Set task ▸ Write out each record below exactly as it appears, with no pictures.
<<<<
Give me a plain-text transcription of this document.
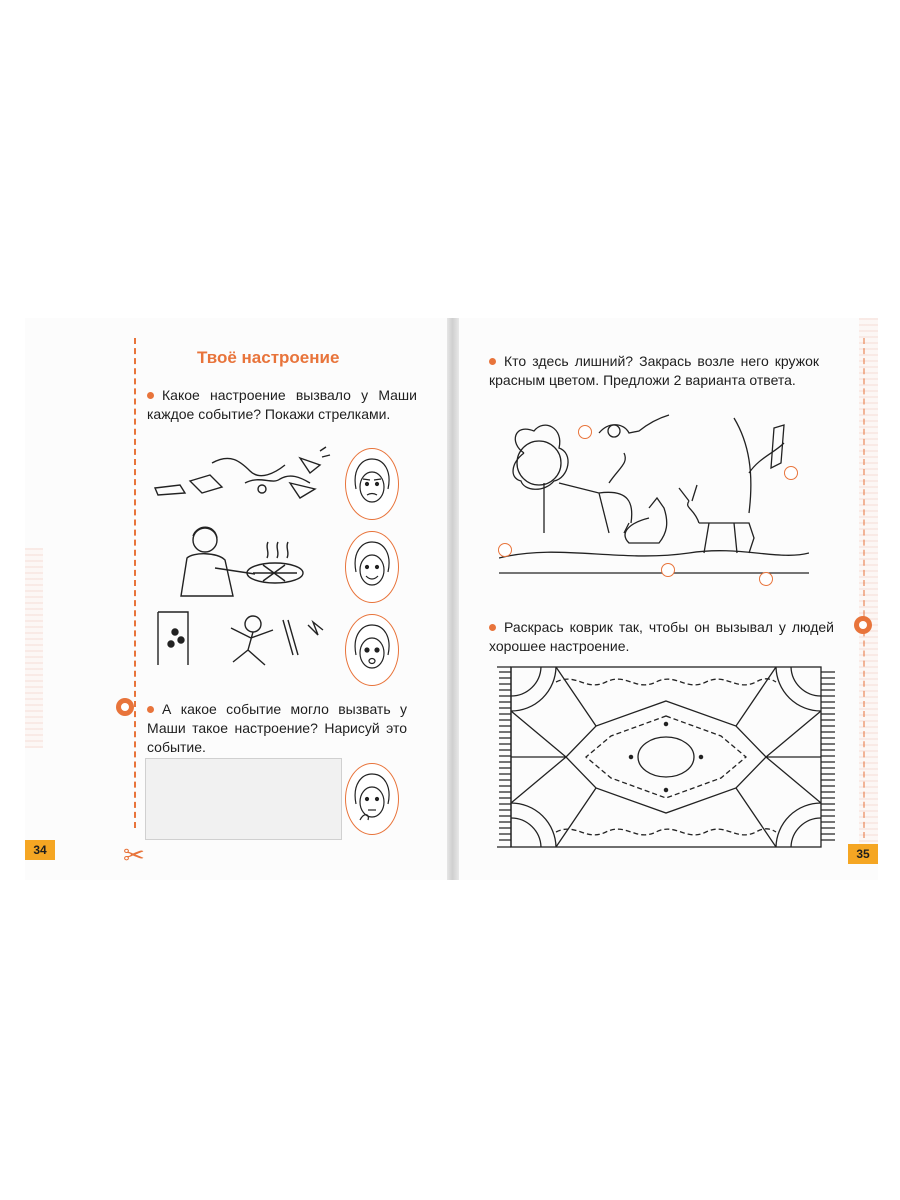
Твоё настроение
Какое настроение вызвало у Маши каждое событие? Покажи стрелками.
А какое событие могло вызвать у Маши такое настроение? Нарисуй это событие.
34	✂
Кто здесь лишний? Закрась возле него кружок красным цветом. Предложи 2 варианта ответа.
Раскрась коврик так, чтобы он вызывал у людей хорошее настроение.
35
>>>>
Response below ▸
Give me a plain-text transcription of this document.
Твоё настроение
Какое настроение вызвало у Маши каждое событие? Покажи стрелками.
А какое событие могло вызвать у Маши такое настроение? Нарисуй это событие.
34	✂
Кто здесь лишний? Закрась возле него кружок красным цветом. Предложи 2 варианта ответа.
Раскрась коврик так, чтобы он вызывал у людей хорошее настроение.
35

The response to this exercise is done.